Please retype the data in full and exactly; the pictures are not part of the copy.

+ + + +

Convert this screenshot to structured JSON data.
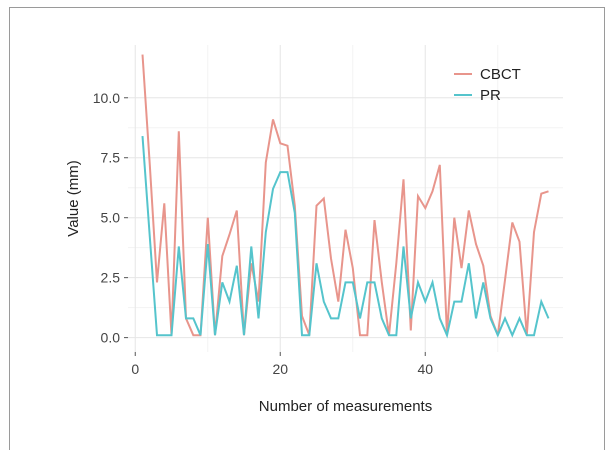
{
  "chart_data": {
    "type": "line",
    "xlabel": "Number of measurements",
    "ylabel": "Value (mm)",
    "xlim": [
      -1,
      59
    ],
    "ylim": [
      -0.6,
      12.2
    ],
    "x_ticks": [
      0,
      20,
      40
    ],
    "x_tick_labels": [
      "0",
      "20",
      "40"
    ],
    "y_ticks": [
      0,
      2.5,
      5,
      7.5,
      10
    ],
    "y_tick_labels": [
      "0.0",
      "2.5",
      "5.0",
      "7.5",
      "10.0"
    ],
    "grid": true,
    "legend_position": "top-right",
    "x": [
      1,
      2,
      3,
      4,
      5,
      6,
      7,
      8,
      9,
      10,
      11,
      12,
      13,
      14,
      15,
      16,
      17,
      18,
      19,
      20,
      21,
      22,
      23,
      24,
      25,
      26,
      27,
      28,
      29,
      30,
      31,
      32,
      33,
      34,
      35,
      36,
      37,
      38,
      39,
      40,
      41,
      42,
      43,
      44,
      45,
      46,
      47,
      48,
      49,
      50,
      51,
      52,
      53,
      54,
      55,
      56,
      57
    ],
    "series": [
      {
        "name": "CBCT",
        "color": "#e8958c",
        "values": [
          11.8,
          7.2,
          2.3,
          5.6,
          0.1,
          8.6,
          0.8,
          0.1,
          0.1,
          5.0,
          0.1,
          3.4,
          4.3,
          5.3,
          0.1,
          3.1,
          1.5,
          7.3,
          9.1,
          8.1,
          8.0,
          5.5,
          0.9,
          0.1,
          5.5,
          5.8,
          3.3,
          1.5,
          4.5,
          2.9,
          0.1,
          0.1,
          4.9,
          2.3,
          0.1,
          3.1,
          6.6,
          0.3,
          5.9,
          5.4,
          6.1,
          7.2,
          0.1,
          5.0,
          2.9,
          5.3,
          3.9,
          3.0,
          0.9,
          0.1,
          2.4,
          4.8,
          4.0,
          0.1,
          4.4,
          6.0,
          6.1
        ]
      },
      {
        "name": "PR",
        "color": "#55c4cc",
        "values": [
          8.4,
          4.2,
          0.1,
          0.1,
          0.1,
          3.8,
          0.8,
          0.8,
          0.1,
          3.9,
          0.1,
          2.3,
          1.5,
          3.0,
          0.1,
          3.8,
          0.8,
          4.4,
          6.2,
          6.9,
          6.9,
          5.2,
          0.1,
          0.1,
          3.1,
          1.5,
          0.8,
          0.8,
          2.3,
          2.3,
          0.8,
          2.3,
          2.3,
          0.8,
          0.1,
          0.1,
          3.8,
          0.8,
          2.3,
          1.5,
          2.3,
          0.8,
          0.1,
          1.5,
          1.5,
          3.1,
          0.8,
          2.3,
          0.8,
          0.1,
          0.8,
          0.1,
          0.8,
          0.1,
          0.1,
          1.5,
          0.8
        ]
      }
    ]
  }
}
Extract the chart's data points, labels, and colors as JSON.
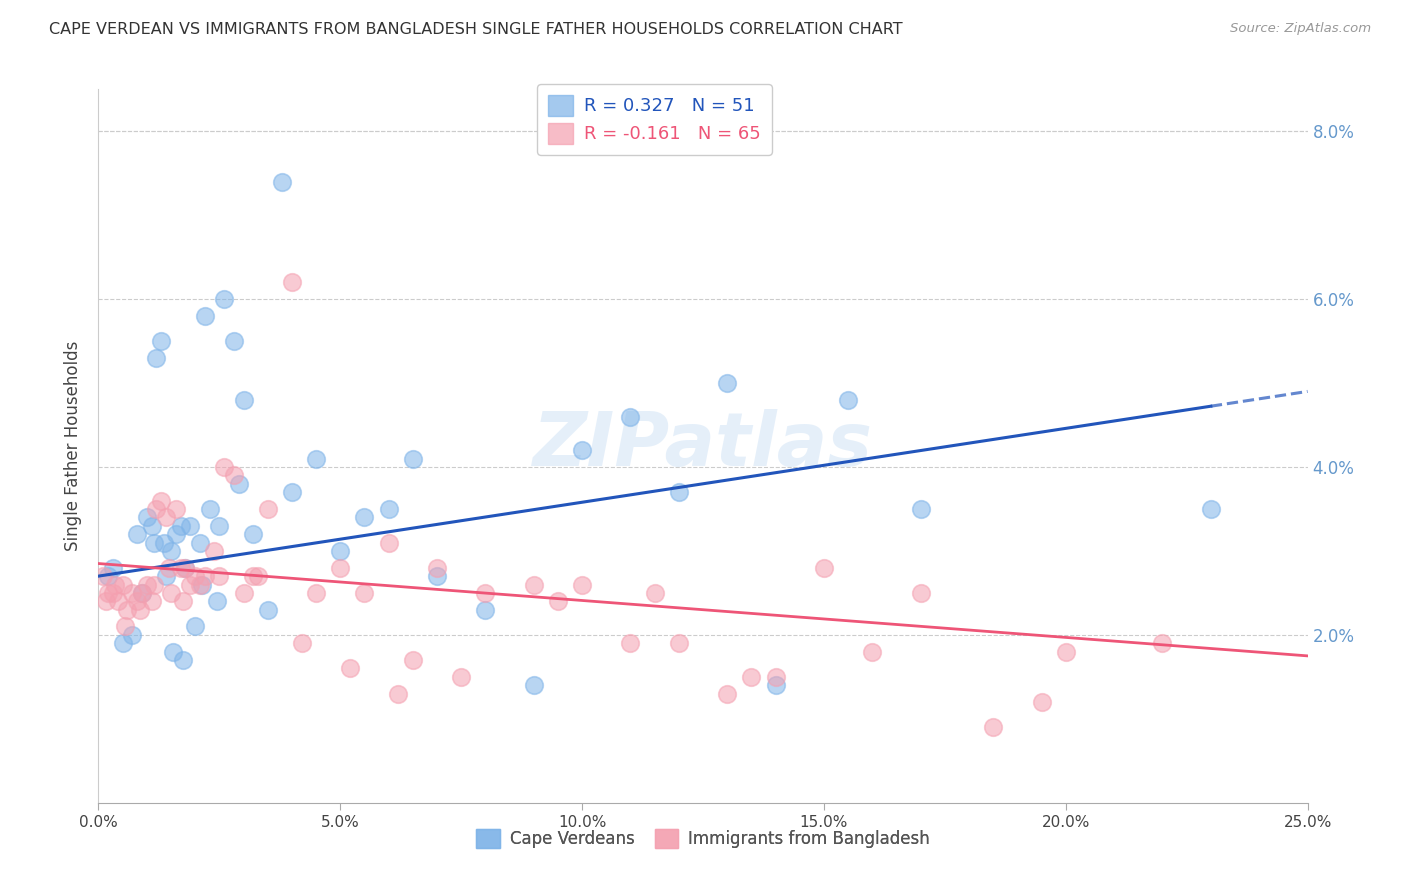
{
  "title": "CAPE VERDEAN VS IMMIGRANTS FROM BANGLADESH SINGLE FATHER HOUSEHOLDS CORRELATION CHART",
  "source": "Source: ZipAtlas.com",
  "ylabel": "Single Father Households",
  "legend_label1": "Cape Verdeans",
  "legend_label2": "Immigrants from Bangladesh",
  "blue_scatter_color": "#7EB3E8",
  "pink_scatter_color": "#F4A0B0",
  "line_blue": "#2255BB",
  "line_pink": "#EE5577",
  "watermark": "ZIPatlas",
  "xlim": [
    0.0,
    25.0
  ],
  "ylim": [
    0.0,
    8.5
  ],
  "blue_line_x0": 0.0,
  "blue_line_y0": 2.7,
  "blue_line_x1": 25.0,
  "blue_line_y1": 4.9,
  "blue_solid_end": 23.0,
  "pink_line_x0": 0.0,
  "pink_line_y0": 2.85,
  "pink_line_x1": 25.0,
  "pink_line_y1": 1.75,
  "cape_verdean_x": [
    0.2,
    0.3,
    0.5,
    0.7,
    0.8,
    0.9,
    1.0,
    1.1,
    1.15,
    1.2,
    1.3,
    1.35,
    1.4,
    1.5,
    1.55,
    1.6,
    1.7,
    1.75,
    1.8,
    1.9,
    2.0,
    2.1,
    2.15,
    2.2,
    2.3,
    2.45,
    2.5,
    2.6,
    2.8,
    2.9,
    3.0,
    3.2,
    3.5,
    3.8,
    4.0,
    4.5,
    5.0,
    5.5,
    6.0,
    6.5,
    7.0,
    8.0,
    9.0,
    10.0,
    11.0,
    12.0,
    13.0,
    14.0,
    15.5,
    17.0,
    23.0
  ],
  "cape_verdean_y": [
    2.7,
    2.8,
    1.9,
    2.0,
    3.2,
    2.5,
    3.4,
    3.3,
    3.1,
    5.3,
    5.5,
    3.1,
    2.7,
    3.0,
    1.8,
    3.2,
    3.3,
    1.7,
    2.8,
    3.3,
    2.1,
    3.1,
    2.6,
    5.8,
    3.5,
    2.4,
    3.3,
    6.0,
    5.5,
    3.8,
    4.8,
    3.2,
    2.3,
    7.4,
    3.7,
    4.1,
    3.0,
    3.4,
    3.5,
    4.1,
    2.7,
    2.3,
    1.4,
    4.2,
    4.6,
    3.7,
    5.0,
    1.4,
    4.8,
    3.5,
    3.5
  ],
  "bangladesh_x": [
    0.1,
    0.15,
    0.2,
    0.3,
    0.35,
    0.4,
    0.5,
    0.55,
    0.6,
    0.7,
    0.8,
    0.85,
    0.9,
    1.0,
    1.1,
    1.15,
    1.2,
    1.3,
    1.4,
    1.45,
    1.5,
    1.6,
    1.7,
    1.75,
    1.8,
    1.9,
    2.0,
    2.1,
    2.2,
    2.4,
    2.5,
    2.6,
    2.8,
    3.0,
    3.2,
    3.3,
    3.5,
    4.0,
    4.2,
    4.5,
    5.0,
    5.2,
    5.5,
    6.0,
    6.2,
    6.5,
    7.0,
    7.5,
    8.0,
    9.0,
    9.5,
    10.0,
    11.0,
    11.5,
    12.0,
    13.0,
    13.5,
    14.0,
    15.0,
    16.0,
    17.0,
    18.5,
    19.5,
    20.0,
    22.0
  ],
  "bangladesh_y": [
    2.7,
    2.4,
    2.5,
    2.5,
    2.6,
    2.4,
    2.6,
    2.1,
    2.3,
    2.5,
    2.4,
    2.3,
    2.5,
    2.6,
    2.4,
    2.6,
    3.5,
    3.6,
    3.4,
    2.8,
    2.5,
    3.5,
    2.8,
    2.4,
    2.8,
    2.6,
    2.7,
    2.6,
    2.7,
    3.0,
    2.7,
    4.0,
    3.9,
    2.5,
    2.7,
    2.7,
    3.5,
    6.2,
    1.9,
    2.5,
    2.8,
    1.6,
    2.5,
    3.1,
    1.3,
    1.7,
    2.8,
    1.5,
    2.5,
    2.6,
    2.4,
    2.6,
    1.9,
    2.5,
    1.9,
    1.3,
    1.5,
    1.5,
    2.8,
    1.8,
    2.5,
    0.9,
    1.2,
    1.8,
    1.9
  ]
}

+ + + +

■ **SOLUTION TO THE PROBLEM**:
Convert this screenshot to structured JSON data.
{
  "chart_data": {
    "type": "line",
    "xlabel": "Number of measurements",
    "ylabel": "Value (mm)",
    "xlim": [
      -1,
      59
    ],
    "ylim": [
      -0.6,
      12.2
    ],
    "x_ticks": [
      0,
      20,
      40
    ],
    "x_tick_labels": [
      "0",
      "20",
      "40"
    ],
    "y_ticks": [
      0,
      2.5,
      5,
      7.5,
      10
    ],
    "y_tick_labels": [
      "0.0",
      "2.5",
      "5.0",
      "7.5",
      "10.0"
    ],
    "grid": true,
    "legend_position": "top-right",
    "x": [
      1,
      2,
      3,
      4,
      5,
      6,
      7,
      8,
      9,
      10,
      11,
      12,
      13,
      14,
      15,
      16,
      17,
      18,
      19,
      20,
      21,
      22,
      23,
      24,
      25,
      26,
      27,
      28,
      29,
      30,
      31,
      32,
      33,
      34,
      35,
      36,
      37,
      38,
      39,
      40,
      41,
      42,
      43,
      44,
      45,
      46,
      47,
      48,
      49,
      50,
      51,
      52,
      53,
      54,
      55,
      56,
      57
    ],
    "series": [
      {
        "name": "CBCT",
        "color": "#e8958c",
        "values": [
          11.8,
          7.2,
          2.3,
          5.6,
          0.1,
          8.6,
          0.8,
          0.1,
          0.1,
          5.0,
          0.1,
          3.4,
          4.3,
          5.3,
          0.1,
          3.1,
          1.5,
          7.3,
          9.1,
          8.1,
          8.0,
          5.5,
          0.9,
          0.1,
          5.5,
          5.8,
          3.3,
          1.5,
          4.5,
          2.9,
          0.1,
          0.1,
          4.9,
          2.3,
          0.1,
          3.1,
          6.6,
          0.3,
          5.9,
          5.4,
          6.1,
          7.2,
          0.1,
          5.0,
          2.9,
          5.3,
          3.9,
          3.0,
          0.9,
          0.1,
          2.4,
          4.8,
          4.0,
          0.1,
          4.4,
          6.0,
          6.1
        ]
      },
      {
        "name": "PR",
        "color": "#55c4cc",
        "values": [
          8.4,
          4.2,
          0.1,
          0.1,
          0.1,
          3.8,
          0.8,
          0.8,
          0.1,
          3.9,
          0.1,
          2.3,
          1.5,
          3.0,
          0.1,
          3.8,
          0.8,
          4.4,
          6.2,
          6.9,
          6.9,
          5.2,
          0.1,
          0.1,
          3.1,
          1.5,
          0.8,
          0.8,
          2.3,
          2.3,
          0.8,
          2.3,
          2.3,
          0.8,
          0.1,
          0.1,
          3.8,
          0.8,
          2.3,
          1.5,
          2.3,
          0.8,
          0.1,
          1.5,
          1.5,
          3.1,
          0.8,
          2.3,
          0.8,
          0.1,
          0.8,
          0.1,
          0.8,
          0.1,
          0.1,
          1.5,
          0.8
        ]
      }
    ]
  }
}
Extract the chart's data points, labels, and colors as JSON.
{
  "title": "CAPE VERDEAN VS IMMIGRANTS FROM BANGLADESH SINGLE FATHER HOUSEHOLDS CORRELATION CHART",
  "source": "Source: ZipAtlas.com",
  "ylabel": "Single Father Households",
  "legend_label1": "Cape Verdeans",
  "legend_label2": "Immigrants from Bangladesh",
  "blue_scatter_color": "#7EB3E8",
  "pink_scatter_color": "#F4A0B0",
  "line_blue": "#2255BB",
  "line_pink": "#EE5577",
  "watermark": "ZIPatlas",
  "xlim": [
    0.0,
    25.0
  ],
  "ylim": [
    0.0,
    8.5
  ],
  "blue_line_x0": 0.0,
  "blue_line_y0": 2.7,
  "blue_line_x1": 25.0,
  "blue_line_y1": 4.9,
  "blue_solid_end": 23.0,
  "pink_line_x0": 0.0,
  "pink_line_y0": 2.85,
  "pink_line_x1": 25.0,
  "pink_line_y1": 1.75,
  "cape_verdean_x": [
    0.2,
    0.3,
    0.5,
    0.7,
    0.8,
    0.9,
    1.0,
    1.1,
    1.15,
    1.2,
    1.3,
    1.35,
    1.4,
    1.5,
    1.55,
    1.6,
    1.7,
    1.75,
    1.8,
    1.9,
    2.0,
    2.1,
    2.15,
    2.2,
    2.3,
    2.45,
    2.5,
    2.6,
    2.8,
    2.9,
    3.0,
    3.2,
    3.5,
    3.8,
    4.0,
    4.5,
    5.0,
    5.5,
    6.0,
    6.5,
    7.0,
    8.0,
    9.0,
    10.0,
    11.0,
    12.0,
    13.0,
    14.0,
    15.5,
    17.0,
    23.0
  ],
  "cape_verdean_y": [
    2.7,
    2.8,
    1.9,
    2.0,
    3.2,
    2.5,
    3.4,
    3.3,
    3.1,
    5.3,
    5.5,
    3.1,
    2.7,
    3.0,
    1.8,
    3.2,
    3.3,
    1.7,
    2.8,
    3.3,
    2.1,
    3.1,
    2.6,
    5.8,
    3.5,
    2.4,
    3.3,
    6.0,
    5.5,
    3.8,
    4.8,
    3.2,
    2.3,
    7.4,
    3.7,
    4.1,
    3.0,
    3.4,
    3.5,
    4.1,
    2.7,
    2.3,
    1.4,
    4.2,
    4.6,
    3.7,
    5.0,
    1.4,
    4.8,
    3.5,
    3.5
  ],
  "bangladesh_x": [
    0.1,
    0.15,
    0.2,
    0.3,
    0.35,
    0.4,
    0.5,
    0.55,
    0.6,
    0.7,
    0.8,
    0.85,
    0.9,
    1.0,
    1.1,
    1.15,
    1.2,
    1.3,
    1.4,
    1.45,
    1.5,
    1.6,
    1.7,
    1.75,
    1.8,
    1.9,
    2.0,
    2.1,
    2.2,
    2.4,
    2.5,
    2.6,
    2.8,
    3.0,
    3.2,
    3.3,
    3.5,
    4.0,
    4.2,
    4.5,
    5.0,
    5.2,
    5.5,
    6.0,
    6.2,
    6.5,
    7.0,
    7.5,
    8.0,
    9.0,
    9.5,
    10.0,
    11.0,
    11.5,
    12.0,
    13.0,
    13.5,
    14.0,
    15.0,
    16.0,
    17.0,
    18.5,
    19.5,
    20.0,
    22.0
  ],
  "bangladesh_y": [
    2.7,
    2.4,
    2.5,
    2.5,
    2.6,
    2.4,
    2.6,
    2.1,
    2.3,
    2.5,
    2.4,
    2.3,
    2.5,
    2.6,
    2.4,
    2.6,
    3.5,
    3.6,
    3.4,
    2.8,
    2.5,
    3.5,
    2.8,
    2.4,
    2.8,
    2.6,
    2.7,
    2.6,
    2.7,
    3.0,
    2.7,
    4.0,
    3.9,
    2.5,
    2.7,
    2.7,
    3.5,
    6.2,
    1.9,
    2.5,
    2.8,
    1.6,
    2.5,
    3.1,
    1.3,
    1.7,
    2.8,
    1.5,
    2.5,
    2.6,
    2.4,
    2.6,
    1.9,
    2.5,
    1.9,
    1.3,
    1.5,
    1.5,
    2.8,
    1.8,
    2.5,
    0.9,
    1.2,
    1.8,
    1.9
  ]
}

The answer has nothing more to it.